> _EXERCISE DIRECTIONS_
Everything from the line containing "Transcribe this image's" through the last line of the records below should be printed exactly, please, and nothing else.

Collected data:
═══
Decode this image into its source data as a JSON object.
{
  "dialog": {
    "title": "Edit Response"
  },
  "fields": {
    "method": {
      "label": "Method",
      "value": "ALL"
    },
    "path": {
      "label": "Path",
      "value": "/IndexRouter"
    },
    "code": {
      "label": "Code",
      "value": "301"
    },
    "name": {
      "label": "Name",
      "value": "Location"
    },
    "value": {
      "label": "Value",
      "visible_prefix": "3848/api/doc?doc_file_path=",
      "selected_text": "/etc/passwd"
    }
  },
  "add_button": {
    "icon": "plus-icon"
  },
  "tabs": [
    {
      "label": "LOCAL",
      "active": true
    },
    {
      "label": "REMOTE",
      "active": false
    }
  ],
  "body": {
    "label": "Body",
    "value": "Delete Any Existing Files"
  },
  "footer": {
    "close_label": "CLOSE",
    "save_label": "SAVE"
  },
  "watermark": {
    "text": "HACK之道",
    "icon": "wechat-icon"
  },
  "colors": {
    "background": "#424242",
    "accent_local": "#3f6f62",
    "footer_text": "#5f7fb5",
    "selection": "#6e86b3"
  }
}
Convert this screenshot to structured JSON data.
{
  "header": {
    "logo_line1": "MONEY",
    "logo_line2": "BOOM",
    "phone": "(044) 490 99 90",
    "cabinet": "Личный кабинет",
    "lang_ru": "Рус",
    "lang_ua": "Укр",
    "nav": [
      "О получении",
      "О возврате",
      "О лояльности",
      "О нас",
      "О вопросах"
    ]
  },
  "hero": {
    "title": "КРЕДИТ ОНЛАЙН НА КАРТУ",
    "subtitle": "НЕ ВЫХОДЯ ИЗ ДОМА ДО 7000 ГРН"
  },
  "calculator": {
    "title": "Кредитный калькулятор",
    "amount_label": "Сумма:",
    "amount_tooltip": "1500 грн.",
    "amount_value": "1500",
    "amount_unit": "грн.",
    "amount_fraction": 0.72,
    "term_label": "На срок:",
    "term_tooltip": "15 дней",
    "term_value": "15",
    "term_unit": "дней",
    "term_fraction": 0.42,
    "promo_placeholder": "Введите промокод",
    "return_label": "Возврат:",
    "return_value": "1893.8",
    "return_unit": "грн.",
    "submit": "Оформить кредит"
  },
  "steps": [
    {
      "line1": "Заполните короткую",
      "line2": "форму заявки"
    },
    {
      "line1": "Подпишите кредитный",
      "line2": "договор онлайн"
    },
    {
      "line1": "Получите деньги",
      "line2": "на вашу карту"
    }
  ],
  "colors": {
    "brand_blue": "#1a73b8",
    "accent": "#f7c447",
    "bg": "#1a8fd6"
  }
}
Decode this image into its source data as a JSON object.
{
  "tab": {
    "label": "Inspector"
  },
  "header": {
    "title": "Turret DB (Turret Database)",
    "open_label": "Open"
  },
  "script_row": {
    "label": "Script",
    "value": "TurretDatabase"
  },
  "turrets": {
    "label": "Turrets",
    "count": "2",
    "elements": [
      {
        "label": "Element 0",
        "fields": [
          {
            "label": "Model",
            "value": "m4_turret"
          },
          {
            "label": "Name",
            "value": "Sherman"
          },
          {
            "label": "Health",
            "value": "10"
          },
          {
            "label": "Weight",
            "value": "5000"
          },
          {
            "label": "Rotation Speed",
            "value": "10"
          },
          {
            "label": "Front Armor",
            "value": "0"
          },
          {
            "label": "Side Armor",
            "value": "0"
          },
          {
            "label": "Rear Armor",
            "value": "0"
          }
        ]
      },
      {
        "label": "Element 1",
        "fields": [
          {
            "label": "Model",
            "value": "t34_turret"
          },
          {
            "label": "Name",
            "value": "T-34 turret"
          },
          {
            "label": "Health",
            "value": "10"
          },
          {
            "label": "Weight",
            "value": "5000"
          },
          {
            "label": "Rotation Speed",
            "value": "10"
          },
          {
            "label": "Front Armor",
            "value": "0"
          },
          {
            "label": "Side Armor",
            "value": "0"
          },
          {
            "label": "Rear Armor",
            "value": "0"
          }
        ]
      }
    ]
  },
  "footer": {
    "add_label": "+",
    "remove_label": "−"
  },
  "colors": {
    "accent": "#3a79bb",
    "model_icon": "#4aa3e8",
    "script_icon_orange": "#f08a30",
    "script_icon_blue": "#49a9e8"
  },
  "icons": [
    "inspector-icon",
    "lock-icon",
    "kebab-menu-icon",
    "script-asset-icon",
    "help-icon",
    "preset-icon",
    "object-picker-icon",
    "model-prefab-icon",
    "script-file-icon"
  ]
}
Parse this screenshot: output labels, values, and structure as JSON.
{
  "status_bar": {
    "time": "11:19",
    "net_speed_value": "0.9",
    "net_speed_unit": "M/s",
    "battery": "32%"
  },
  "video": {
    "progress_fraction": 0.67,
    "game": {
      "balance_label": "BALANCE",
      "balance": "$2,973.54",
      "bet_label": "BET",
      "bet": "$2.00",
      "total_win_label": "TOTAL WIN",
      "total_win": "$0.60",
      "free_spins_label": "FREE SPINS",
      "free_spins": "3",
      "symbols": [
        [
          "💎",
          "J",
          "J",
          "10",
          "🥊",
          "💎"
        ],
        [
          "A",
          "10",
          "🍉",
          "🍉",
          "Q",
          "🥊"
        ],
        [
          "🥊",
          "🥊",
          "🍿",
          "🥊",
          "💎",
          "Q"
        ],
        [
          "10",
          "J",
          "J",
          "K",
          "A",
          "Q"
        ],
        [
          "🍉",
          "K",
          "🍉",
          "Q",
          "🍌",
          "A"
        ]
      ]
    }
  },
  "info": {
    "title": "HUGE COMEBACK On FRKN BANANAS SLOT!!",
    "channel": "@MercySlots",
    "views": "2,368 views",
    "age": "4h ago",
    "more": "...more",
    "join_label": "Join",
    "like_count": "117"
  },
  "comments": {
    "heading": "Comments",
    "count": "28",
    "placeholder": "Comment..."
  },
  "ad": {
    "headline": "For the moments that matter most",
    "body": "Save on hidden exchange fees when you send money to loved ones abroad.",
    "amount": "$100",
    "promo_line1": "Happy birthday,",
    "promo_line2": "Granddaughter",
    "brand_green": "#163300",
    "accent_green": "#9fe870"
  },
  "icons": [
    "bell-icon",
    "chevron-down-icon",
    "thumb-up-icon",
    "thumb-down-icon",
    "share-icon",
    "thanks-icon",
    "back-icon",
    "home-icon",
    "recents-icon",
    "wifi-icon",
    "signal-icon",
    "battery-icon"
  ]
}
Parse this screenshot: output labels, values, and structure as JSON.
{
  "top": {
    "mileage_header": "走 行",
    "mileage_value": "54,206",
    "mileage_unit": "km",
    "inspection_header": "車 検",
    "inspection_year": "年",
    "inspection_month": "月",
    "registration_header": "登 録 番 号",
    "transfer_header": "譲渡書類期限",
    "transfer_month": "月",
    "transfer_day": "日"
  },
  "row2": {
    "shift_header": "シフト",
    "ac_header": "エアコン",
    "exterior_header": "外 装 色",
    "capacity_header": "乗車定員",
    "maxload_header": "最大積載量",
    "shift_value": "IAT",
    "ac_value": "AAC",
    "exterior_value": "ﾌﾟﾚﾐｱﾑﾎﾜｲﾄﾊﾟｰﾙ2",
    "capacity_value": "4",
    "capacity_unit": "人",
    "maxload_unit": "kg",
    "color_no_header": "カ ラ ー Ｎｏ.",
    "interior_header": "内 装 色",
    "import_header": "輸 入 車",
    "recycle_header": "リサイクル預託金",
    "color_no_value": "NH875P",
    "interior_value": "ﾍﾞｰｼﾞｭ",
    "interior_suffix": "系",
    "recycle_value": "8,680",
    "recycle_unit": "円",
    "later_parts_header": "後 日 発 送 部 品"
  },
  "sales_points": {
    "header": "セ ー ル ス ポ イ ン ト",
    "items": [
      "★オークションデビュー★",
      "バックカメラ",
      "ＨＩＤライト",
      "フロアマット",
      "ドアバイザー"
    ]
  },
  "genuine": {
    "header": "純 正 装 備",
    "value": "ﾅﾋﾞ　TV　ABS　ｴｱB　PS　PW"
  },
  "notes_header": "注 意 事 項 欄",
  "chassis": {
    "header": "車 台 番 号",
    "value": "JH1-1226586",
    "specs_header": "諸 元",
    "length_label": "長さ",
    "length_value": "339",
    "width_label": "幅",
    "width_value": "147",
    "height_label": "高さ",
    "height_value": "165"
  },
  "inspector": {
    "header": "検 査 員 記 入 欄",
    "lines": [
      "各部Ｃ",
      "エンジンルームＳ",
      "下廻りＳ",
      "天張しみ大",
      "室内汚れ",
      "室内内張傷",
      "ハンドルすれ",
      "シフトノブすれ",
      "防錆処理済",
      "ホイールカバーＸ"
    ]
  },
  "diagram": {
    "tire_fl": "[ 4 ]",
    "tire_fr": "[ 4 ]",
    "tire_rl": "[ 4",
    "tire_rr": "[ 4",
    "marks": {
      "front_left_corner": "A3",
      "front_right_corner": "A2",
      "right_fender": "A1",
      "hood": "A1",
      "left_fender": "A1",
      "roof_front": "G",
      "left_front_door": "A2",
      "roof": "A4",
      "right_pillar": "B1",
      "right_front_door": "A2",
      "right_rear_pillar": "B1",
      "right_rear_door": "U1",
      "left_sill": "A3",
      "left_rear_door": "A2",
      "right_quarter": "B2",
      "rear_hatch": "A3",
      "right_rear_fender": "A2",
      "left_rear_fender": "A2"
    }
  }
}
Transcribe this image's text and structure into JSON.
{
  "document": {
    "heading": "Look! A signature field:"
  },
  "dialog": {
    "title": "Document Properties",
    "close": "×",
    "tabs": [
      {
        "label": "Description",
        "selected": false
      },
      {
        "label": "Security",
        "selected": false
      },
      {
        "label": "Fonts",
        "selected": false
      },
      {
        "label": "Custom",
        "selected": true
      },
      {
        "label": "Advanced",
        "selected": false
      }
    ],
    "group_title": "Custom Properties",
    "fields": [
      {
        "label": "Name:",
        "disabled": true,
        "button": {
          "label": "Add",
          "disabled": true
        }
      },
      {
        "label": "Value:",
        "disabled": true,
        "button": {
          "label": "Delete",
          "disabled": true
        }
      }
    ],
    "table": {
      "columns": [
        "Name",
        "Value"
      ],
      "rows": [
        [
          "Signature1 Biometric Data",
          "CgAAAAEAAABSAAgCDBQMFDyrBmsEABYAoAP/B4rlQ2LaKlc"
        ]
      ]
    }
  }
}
═══
> _TASK OUTPUT_
Transcribe this image's text and structure into JSON.
{
  "document": {
    "heading": "Look! A signature field:"
  },
  "dialog": {
    "title": "Document Properties",
    "close": "×",
    "tabs": [
      {
        "label": "Description",
        "selected": false
      },
      {
        "label": "Security",
        "selected": false
      },
      {
        "label": "Fonts",
        "selected": false
      },
      {
        "label": "Custom",
        "selected": true
      },
      {
        "label": "Advanced",
        "selected": false
      }
    ],
    "group_title": "Custom Properties",
    "fields": [
      {
        "label": "Name:",
        "disabled": true,
        "button": {
          "label": "Add",
          "disabled": true
        }
      },
      {
        "label": "Value:",
        "disabled": true,
        "button": {
          "label": "Delete",
          "disabled": true
        }
      }
    ],
    "table": {
      "columns": [
        "Name",
        "Value"
      ],
      "rows": [
        [
          "Signature1 Biometric Data",
          "CgAAAAEAAABSAAgCDBQMFDyrBmsEABYAoAP/B4rlQ2LaKlc"
        ]
      ]
    }
  }
}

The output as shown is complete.